** Requirements **
Work through the data line by line, gathering every line that has the word "book".

** Source material **
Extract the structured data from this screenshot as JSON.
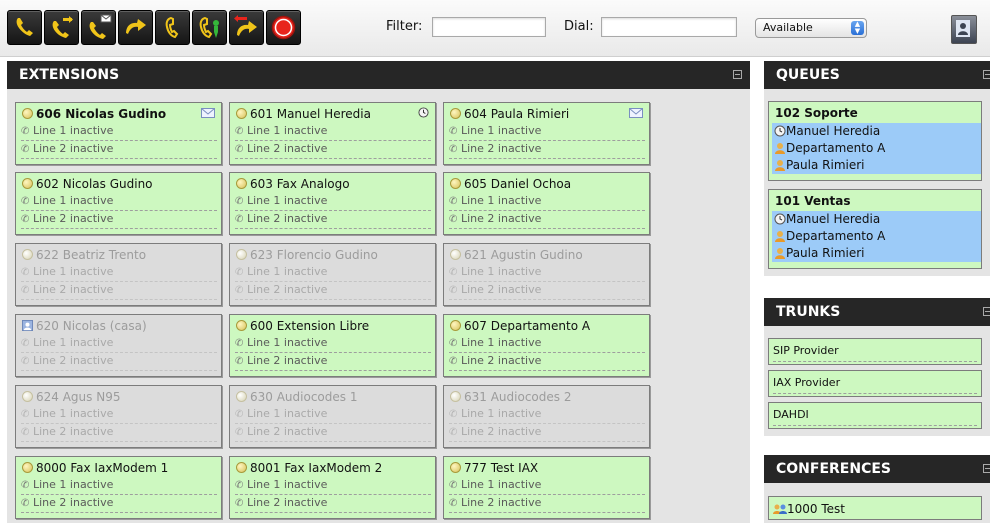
{
  "toolbar": {
    "buttons": [
      {
        "name": "call-icon"
      },
      {
        "name": "transfer-icon"
      },
      {
        "name": "voicemail-transfer-icon"
      },
      {
        "name": "pickup-icon"
      },
      {
        "name": "hangup-icon"
      },
      {
        "name": "record-icon"
      },
      {
        "name": "park-icon"
      },
      {
        "name": "stop-icon"
      }
    ],
    "filter_label": "Filter:",
    "filter_value": "",
    "dial_label": "Dial:",
    "dial_value": "",
    "status": "Available",
    "colors": {
      "button_bg": "#1e1e1e",
      "phone_yellow": "#f0c419",
      "red": "#e8241c",
      "green": "#35b83a"
    }
  },
  "extensions": {
    "title": "EXTENSIONS",
    "cards": [
      {
        "label": "606 Nicolas Gudino",
        "line1": "Line 1 inactive",
        "line2": "Line 2 inactive",
        "state": "active",
        "bold": true,
        "icon": "mail-icon"
      },
      {
        "label": "601 Manuel Heredia",
        "line1": "Line 1 inactive",
        "line2": "Line 2 inactive",
        "state": "active",
        "icon": "clock-icon"
      },
      {
        "label": "604 Paula Rimieri",
        "line1": "Line 1 inactive",
        "line2": "Line 2 inactive",
        "state": "active",
        "icon": "mail-icon"
      },
      {
        "label": "602 Nicolas Gudino",
        "line1": "Line 1 inactive",
        "line2": "Line 2 inactive",
        "state": "active"
      },
      {
        "label": "603 Fax Analogo",
        "line1": "Line 1 inactive",
        "line2": "Line 2 inactive",
        "state": "active"
      },
      {
        "label": "605 Daniel Ochoa",
        "line1": "Line 1 inactive",
        "line2": "Line 2 inactive",
        "state": "active"
      },
      {
        "label": "622 Beatriz Trento",
        "line1": "Line 1 inactive",
        "line2": "Line 2 inactive",
        "state": "inactive"
      },
      {
        "label": "623 Florencio Gudino",
        "line1": "Line 1 inactive",
        "line2": "Line 2 inactive",
        "state": "inactive"
      },
      {
        "label": "621 Agustin Gudino",
        "line1": "Line 1 inactive",
        "line2": "Line 2 inactive",
        "state": "inactive"
      },
      {
        "label": "620 Nicolas (casa)",
        "line1": "Line 1 inactive",
        "line2": "Line 2 inactive",
        "state": "inactive",
        "lead": "contact-icon"
      },
      {
        "label": "600 Extension Libre",
        "line1": "Line 1 inactive",
        "line2": "Line 2 inactive",
        "state": "active"
      },
      {
        "label": "607 Departamento A",
        "line1": "Line 1 inactive",
        "line2": "Line 2 inactive",
        "state": "active"
      },
      {
        "label": "624 Agus N95",
        "line1": "Line 1 inactive",
        "line2": "Line 2 inactive",
        "state": "inactive"
      },
      {
        "label": "630 Audiocodes 1",
        "line1": "Line 1 inactive",
        "line2": "Line 2 inactive",
        "state": "inactive"
      },
      {
        "label": "631 Audiocodes 2",
        "line1": "Line 1 inactive",
        "line2": "Line 2 inactive",
        "state": "inactive"
      },
      {
        "label": "8000 Fax IaxModem 1",
        "line1": "Line 1 inactive",
        "line2": "Line 2 inactive",
        "state": "active"
      },
      {
        "label": "8001 Fax IaxModem 2",
        "line1": "Line 1 inactive",
        "line2": "Line 2 inactive",
        "state": "active"
      },
      {
        "label": "777 Test IAX",
        "line1": "Line 1 inactive",
        "line2": "Line 2 inactive",
        "state": "active"
      }
    ]
  },
  "queues": {
    "title": "QUEUES",
    "items": [
      {
        "name": "102 Soporte",
        "members": [
          {
            "label": "Manuel Heredia",
            "icon": "clock-icon"
          },
          {
            "label": "Departamento A",
            "icon": "agent-icon"
          },
          {
            "label": "Paula Rimieri",
            "icon": "agent-icon"
          }
        ]
      },
      {
        "name": "101 Ventas",
        "members": [
          {
            "label": "Manuel Heredia",
            "icon": "clock-icon"
          },
          {
            "label": "Departamento A",
            "icon": "agent-icon"
          },
          {
            "label": "Paula Rimieri",
            "icon": "agent-icon"
          }
        ]
      }
    ]
  },
  "trunks": {
    "title": "TRUNKS",
    "items": [
      "SIP Provider",
      "IAX Provider",
      "DAHDI"
    ]
  },
  "conferences": {
    "title": "CONFERENCES",
    "items": [
      "1000 Test"
    ]
  },
  "colors": {
    "active_card": "#cdf8c0",
    "inactive_card": "#dcdcdc",
    "queue_member_bg": "#9ccbf8",
    "header_bg": "#262626",
    "panel_bg": "#e4e4e4"
  }
}
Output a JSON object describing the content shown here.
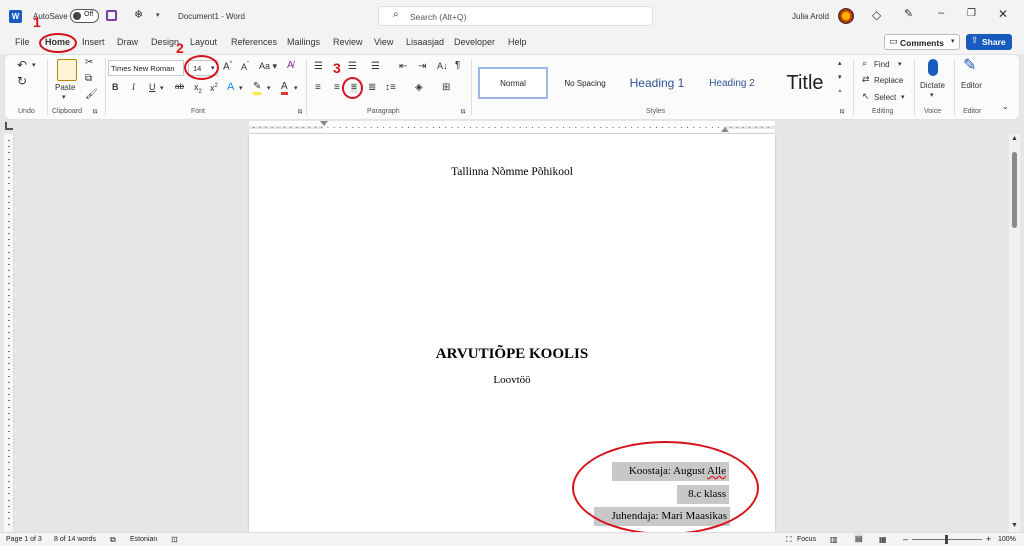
{
  "titlebar": {
    "autosave_label": "AutoSave",
    "autosave_state": "Off",
    "doc_title": "Document1  -  Word",
    "search_placeholder": "Search (Alt+Q)",
    "user_name": "Julia Arold"
  },
  "menu": {
    "items": [
      "File",
      "Home",
      "Insert",
      "Draw",
      "Design",
      "Layout",
      "References",
      "Mailings",
      "Review",
      "View",
      "Lisaasjad",
      "Developer",
      "Help"
    ],
    "comments_label": "Comments",
    "share_label": "Share"
  },
  "ribbon": {
    "groups": {
      "undo": "Undo",
      "clipboard": "Clipboard",
      "font": "Font",
      "paragraph": "Paragraph",
      "styles": "Styles",
      "editing": "Editing",
      "voice": "Voice",
      "editor": "Editor"
    },
    "paste_label": "Paste",
    "font_name": "Times New Roman",
    "font_size": "14",
    "styles": [
      "Normal",
      "No Spacing",
      "Heading 1",
      "Heading 2",
      "Title"
    ],
    "find_label": "Find",
    "replace_label": "Replace",
    "select_label": "Select",
    "dictate_label": "Dictate",
    "editor_label": "Editor"
  },
  "annotations": {
    "one": "1",
    "two": "2",
    "three": "3"
  },
  "document": {
    "school": "Tallinna Nõmme Põhikool",
    "title": "ARVUTIÕPE KOOLIS",
    "subtitle": "Loovtöö",
    "author": "Koostaja: August Alle",
    "class": "8.c klass",
    "supervisor": "Juhendaja: Mari Maasikas"
  },
  "status": {
    "page": "Page 1 of 3",
    "words": "8 of 14 words",
    "language": "Estonian",
    "focus": "Focus",
    "zoom": "100%"
  },
  "colors": {
    "word_blue": "#185abd",
    "annotation_red": "#d7111b"
  }
}
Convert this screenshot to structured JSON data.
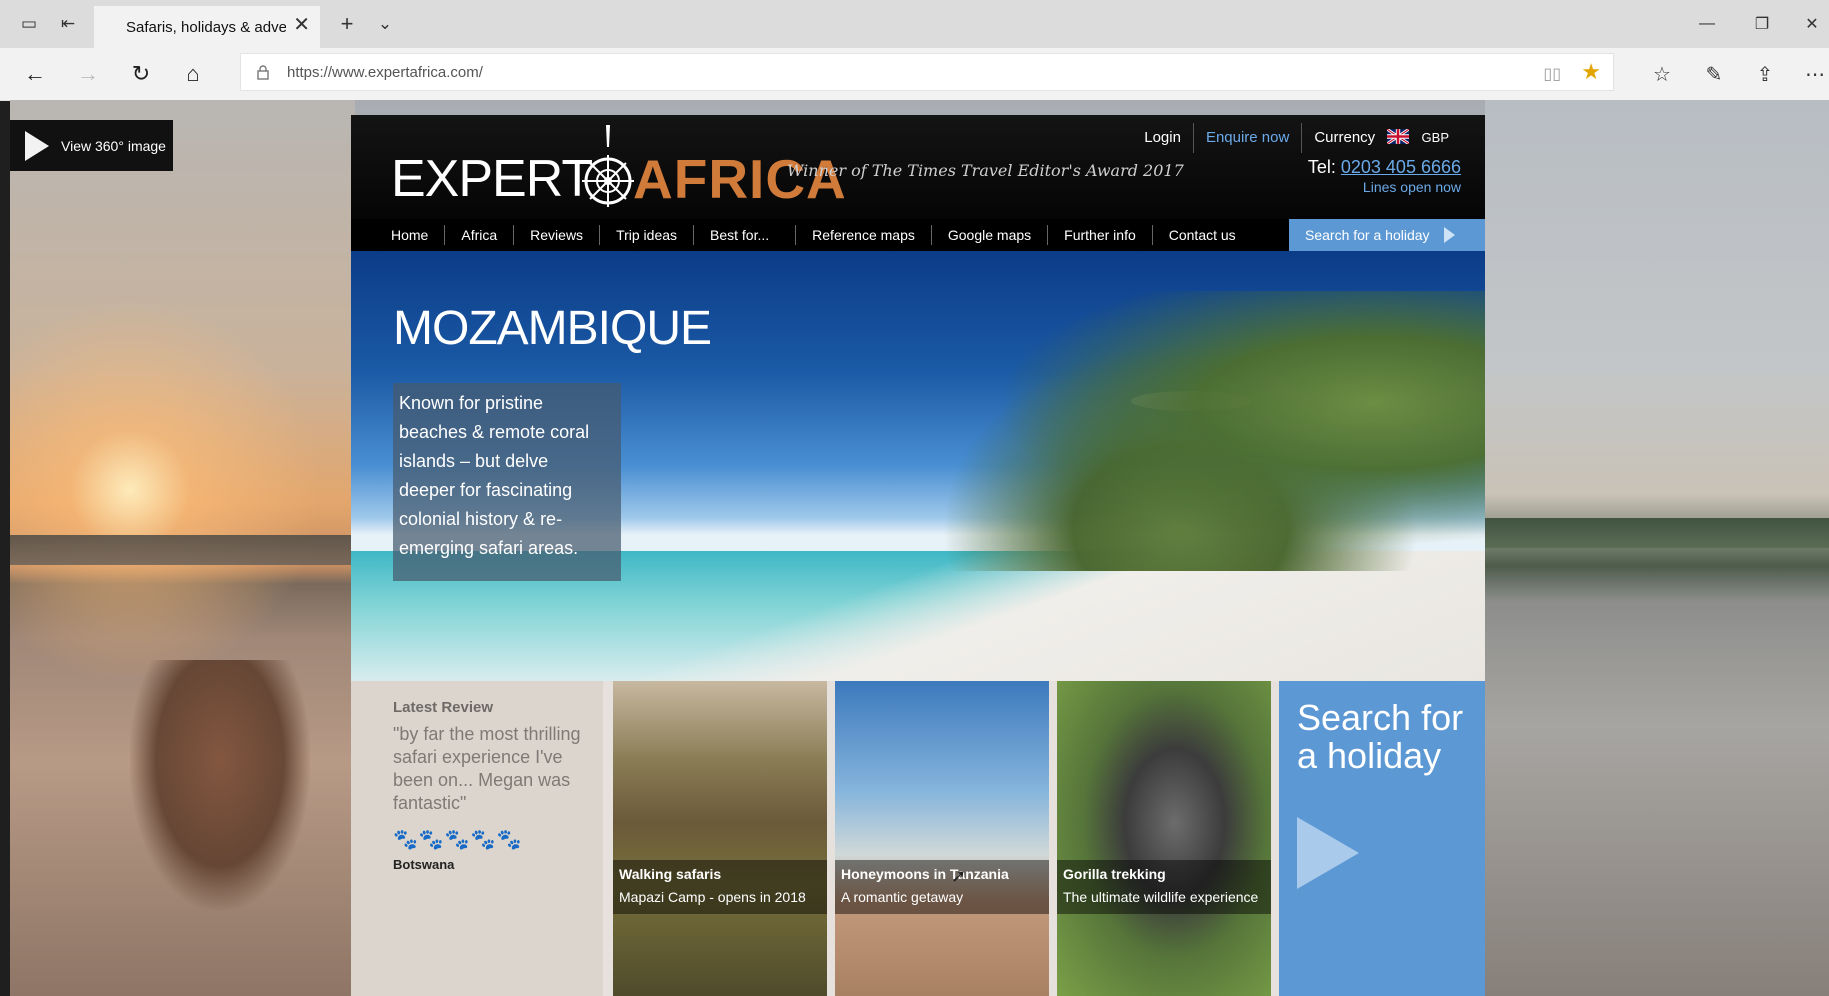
{
  "browser": {
    "tab_title": "Safaris, holidays & adve",
    "url": "https://www.expertafrica.com/",
    "icons": [
      "tab-aside-icon",
      "tab-back-icon",
      "close-icon",
      "new-tab-icon",
      "tab-list-icon",
      "minimize-icon",
      "restore-icon",
      "window-close-icon",
      "back-icon",
      "forward-icon",
      "refresh-icon",
      "home-icon",
      "lock-icon",
      "reading-view-icon",
      "favorite-star-icon",
      "favorites-icon",
      "pen-icon",
      "share-icon",
      "more-icon"
    ]
  },
  "page": {
    "view360_label": "View 360° image",
    "logo": {
      "expert": "EXPERT",
      "africa": "AFRICA"
    },
    "award": "Winner of The Times Travel Editor's Award 2017",
    "toplinks": {
      "login": "Login",
      "enquire": "Enquire now",
      "currency": "Currency",
      "currency_code": "GBP"
    },
    "tel_label": "Tel:",
    "tel_number": "0203 405 6666",
    "lines_open": "Lines open now",
    "nav": [
      "Home",
      "Africa",
      "Reviews",
      "Trip ideas",
      "Best for...",
      "Reference maps",
      "Google maps",
      "Further info",
      "Contact us"
    ],
    "nav_search": "Search for a holiday",
    "hero": {
      "title": "MOZAMBIQUE",
      "text": "Known for pristine beaches & remote coral islands – but delve deeper for fascinating colonial history & re-emerging safari areas."
    },
    "review": {
      "heading": "Latest Review",
      "quote": "\"by far the most thrilling safari experience I've been on... Megan was fantastic\"",
      "rating": 5,
      "place": "Botswana"
    },
    "tiles": [
      {
        "title": "Walking safaris",
        "sub": "Mapazi Camp - opens in 2018"
      },
      {
        "title": "Honeymoons in Tanzania",
        "sub": "A romantic getaway"
      },
      {
        "title": "Gorilla trekking",
        "sub": "The ultimate wildlife experience"
      }
    ],
    "search_tile": "Search for a holiday",
    "colors": {
      "accent_blue": "#5c98d4",
      "link_blue": "#6aa9e8",
      "brand_orange": "#d17b3a"
    }
  }
}
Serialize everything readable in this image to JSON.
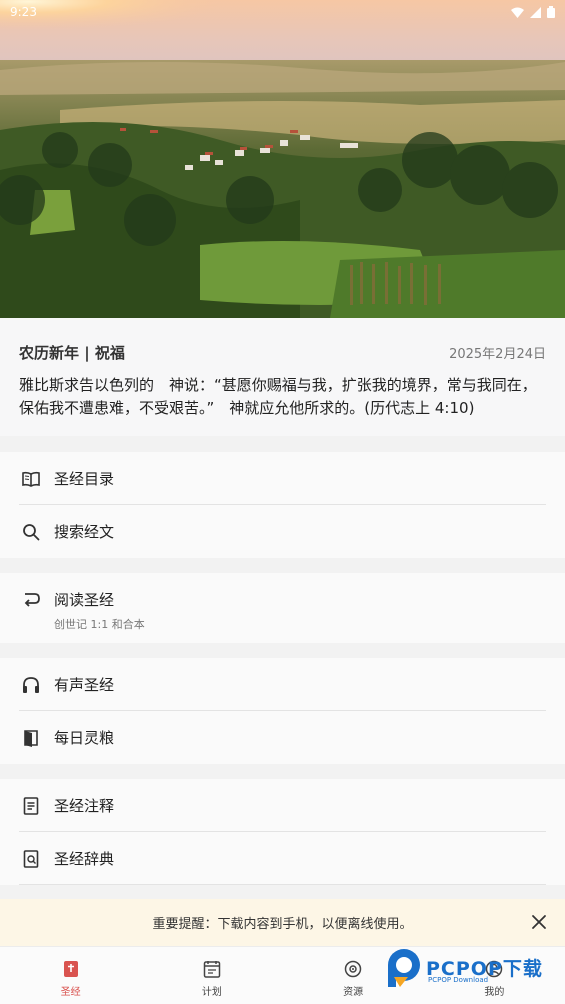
{
  "status_bar": {
    "time": "9:23"
  },
  "daily_verse": {
    "title": "农历新年 | 祝福",
    "date": "2025年2月24日",
    "text": "雅比斯求告以色列的　神说：“甚愿你赐福与我，扩张我的境界，常与我同在，保佑我不遭患难，不受艰苦。”　神就应允他所求的。(历代志上 4:10)"
  },
  "menu": {
    "group1": [
      {
        "label": "圣经目录",
        "icon": "book-open-icon"
      },
      {
        "label": "搜索经文",
        "icon": "search-icon"
      }
    ],
    "reading": {
      "label": "阅读圣经",
      "sub": "创世记 1:1 和合本",
      "icon": "return-arrow-icon"
    },
    "group3": [
      {
        "label": "有声圣经",
        "icon": "headphones-icon"
      },
      {
        "label": "每日灵粮",
        "icon": "door-book-icon"
      }
    ],
    "group4": [
      {
        "label": "圣经注释",
        "icon": "document-icon"
      },
      {
        "label": "圣经辞典",
        "icon": "dictionary-search-icon"
      }
    ]
  },
  "notice": {
    "text": "重要提醒：下载内容到手机，以便离线使用。"
  },
  "bottom_nav": {
    "bible": "圣经",
    "plan": "计划",
    "resources": "资源",
    "mine": "我的"
  },
  "watermark": {
    "brand": "PCPOP下载",
    "small": "PCPOP Download"
  },
  "colors": {
    "accent": "#d9534f",
    "notice_bg": "#fdf6e6"
  }
}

** Result of this task **
        "icon": "book-open-icon"
        "icon": "door-book-icon"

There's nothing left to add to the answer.